What is needed — Pictures within the data are to be left out; everything else must be reproduced exactly.

==== Dataset content

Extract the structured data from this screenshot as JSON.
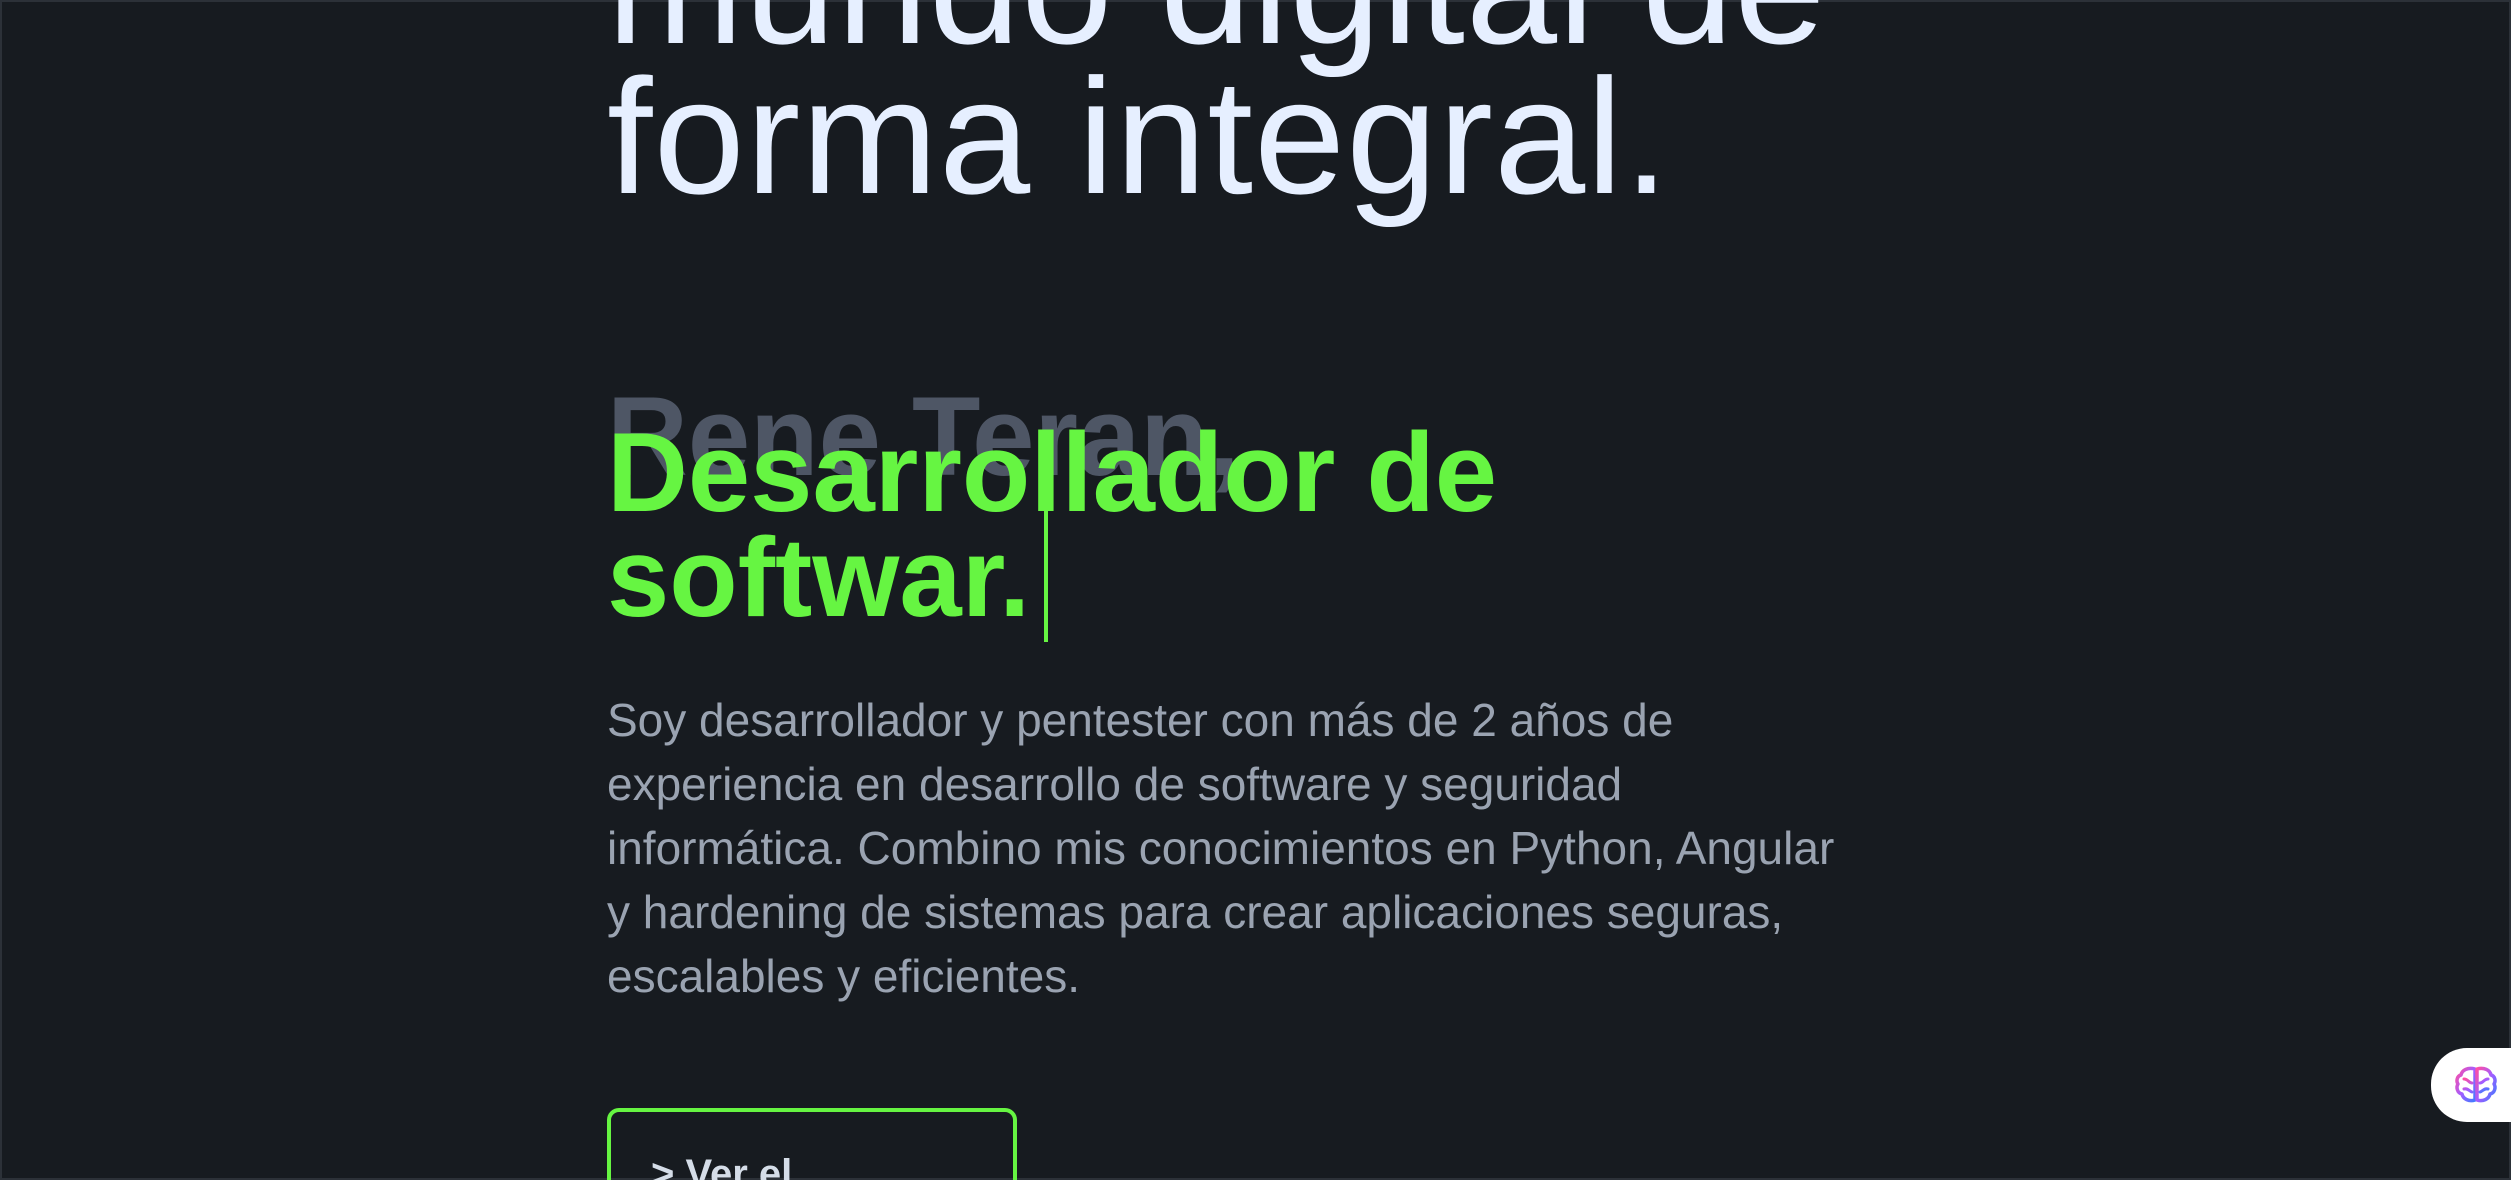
{
  "hero": {
    "headline_lines": [
      "mundo digital de",
      "forma integral."
    ],
    "name": "Rene Teran,",
    "role_lines": [
      "Desarrollador de",
      "softwar."
    ],
    "bio": "Soy desarrollador y pentester con más de 2 años de experiencia en desarrollo de software y seguridad informática. Combino mis conocimientos en Python, Angular y hardening de sistemas para crear aplicaciones seguras, escalables y eficientes.",
    "cta_label": "> Ver el Portafolio"
  },
  "widget": {
    "icon": "brain-icon"
  },
  "colors": {
    "background": "#171b20",
    "headline": "#e6efff",
    "name": "#4e5665",
    "accent": "#66f542",
    "bio": "#9aa3b1"
  }
}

========

Response below —
Extract the structured data from this screenshot as JSON.
{
  "hero": {
    "headline_lines": [
      "mundo digital de",
      "forma integral."
    ],
    "name": "Rene Teran,",
    "role_lines": [
      "Desarrollador de",
      "softwar."
    ],
    "bio": "Soy desarrollador y pentester con más de 2 años de experiencia en desarrollo de software y seguridad informática. Combino mis conocimientos en Python, Angular y hardening de sistemas para crear aplicaciones seguras, escalables y eficientes.",
    "cta_label": "> Ver el Portafolio"
  },
  "widget": {
    "icon": "brain-icon"
  },
  "colors": {
    "background": "#171b20",
    "headline": "#e6efff",
    "name": "#4e5665",
    "accent": "#66f542",
    "bio": "#9aa3b1"
  }
}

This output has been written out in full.